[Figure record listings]
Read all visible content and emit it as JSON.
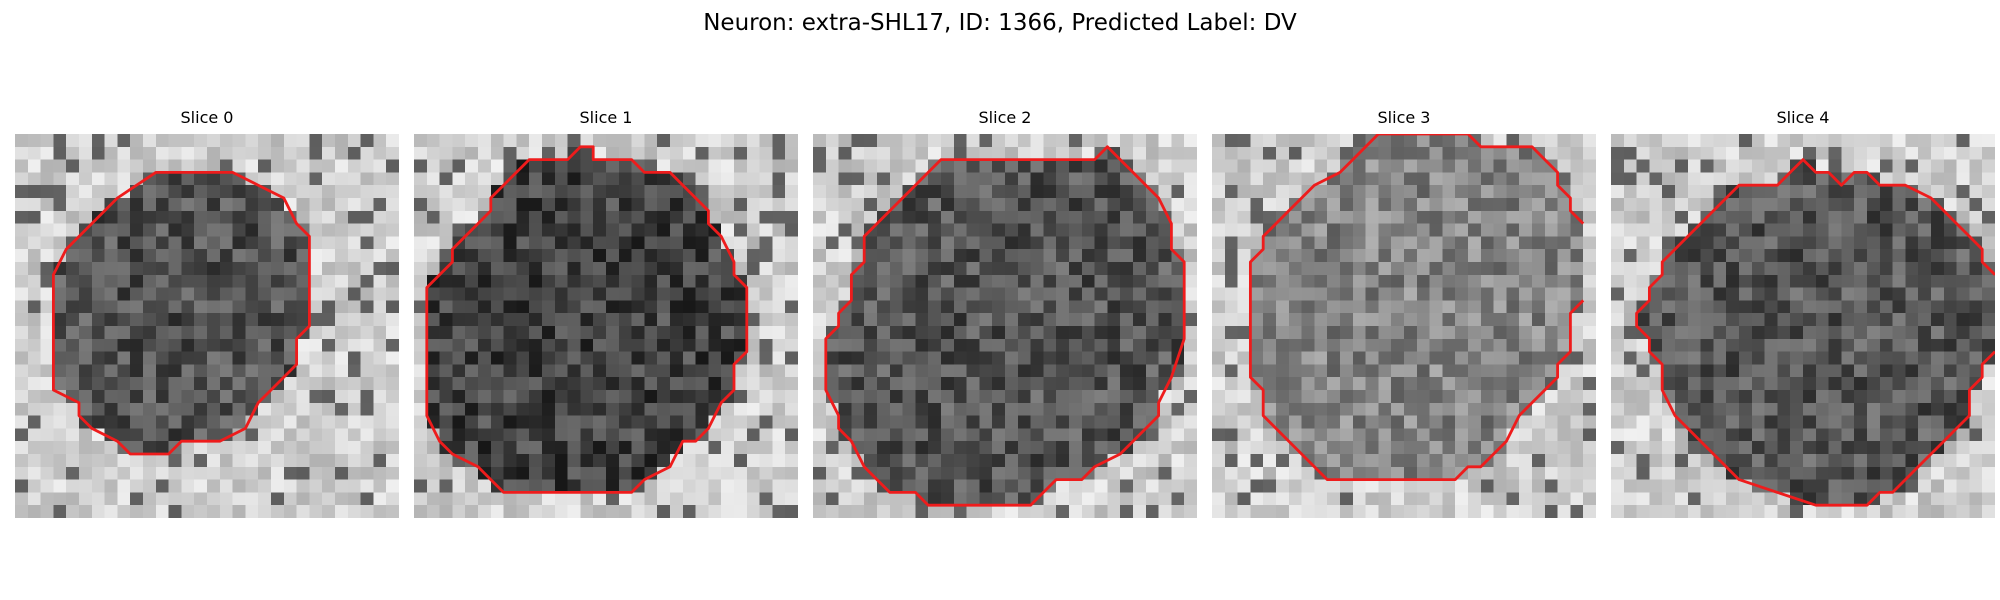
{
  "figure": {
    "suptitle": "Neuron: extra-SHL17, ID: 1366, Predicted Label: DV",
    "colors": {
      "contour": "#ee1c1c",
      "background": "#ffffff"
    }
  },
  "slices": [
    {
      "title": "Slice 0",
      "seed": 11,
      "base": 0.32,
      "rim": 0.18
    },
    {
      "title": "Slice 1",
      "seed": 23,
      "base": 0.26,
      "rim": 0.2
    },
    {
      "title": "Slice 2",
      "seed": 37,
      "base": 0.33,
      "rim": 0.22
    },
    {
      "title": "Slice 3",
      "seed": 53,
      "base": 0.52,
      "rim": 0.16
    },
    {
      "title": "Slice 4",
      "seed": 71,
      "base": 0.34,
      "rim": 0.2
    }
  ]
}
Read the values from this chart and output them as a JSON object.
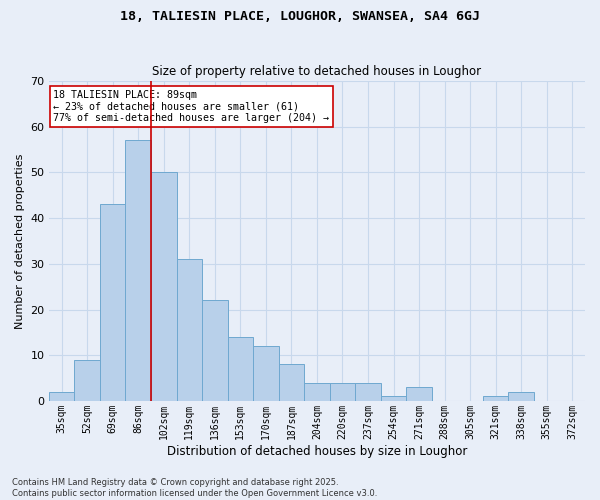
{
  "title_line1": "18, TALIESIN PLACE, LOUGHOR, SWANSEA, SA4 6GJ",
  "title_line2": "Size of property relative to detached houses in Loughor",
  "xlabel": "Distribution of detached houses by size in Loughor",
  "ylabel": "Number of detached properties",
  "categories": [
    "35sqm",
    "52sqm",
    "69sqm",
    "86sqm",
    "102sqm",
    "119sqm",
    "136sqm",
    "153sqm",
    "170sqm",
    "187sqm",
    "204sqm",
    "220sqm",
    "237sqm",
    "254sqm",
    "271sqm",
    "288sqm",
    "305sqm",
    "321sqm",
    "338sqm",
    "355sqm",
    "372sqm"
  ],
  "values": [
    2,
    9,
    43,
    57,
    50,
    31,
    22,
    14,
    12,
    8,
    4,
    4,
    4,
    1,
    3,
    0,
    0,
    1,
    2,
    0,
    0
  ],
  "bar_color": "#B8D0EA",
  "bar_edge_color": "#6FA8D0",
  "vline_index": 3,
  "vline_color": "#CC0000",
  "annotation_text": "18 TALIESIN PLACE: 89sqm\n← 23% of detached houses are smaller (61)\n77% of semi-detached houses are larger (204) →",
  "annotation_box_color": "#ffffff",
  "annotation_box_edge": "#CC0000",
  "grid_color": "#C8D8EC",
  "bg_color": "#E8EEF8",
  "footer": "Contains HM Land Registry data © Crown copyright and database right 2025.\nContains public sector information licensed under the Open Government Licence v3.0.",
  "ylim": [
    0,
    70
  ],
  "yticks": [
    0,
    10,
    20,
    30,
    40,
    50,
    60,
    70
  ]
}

- **Challenge**: Go through the material and select each line with the string "houses" in it.

- **Task output**:
  "title_line2": "Size of property relative to detached houses in Loughor",
  "xlabel": "Distribution of detached houses by size in Loughor",
  "annotation_text": "18 TALIESIN PLACE: 89sqm\n← 23% of detached houses are smaller (61)\n77% of semi-detached houses are larger (204) →",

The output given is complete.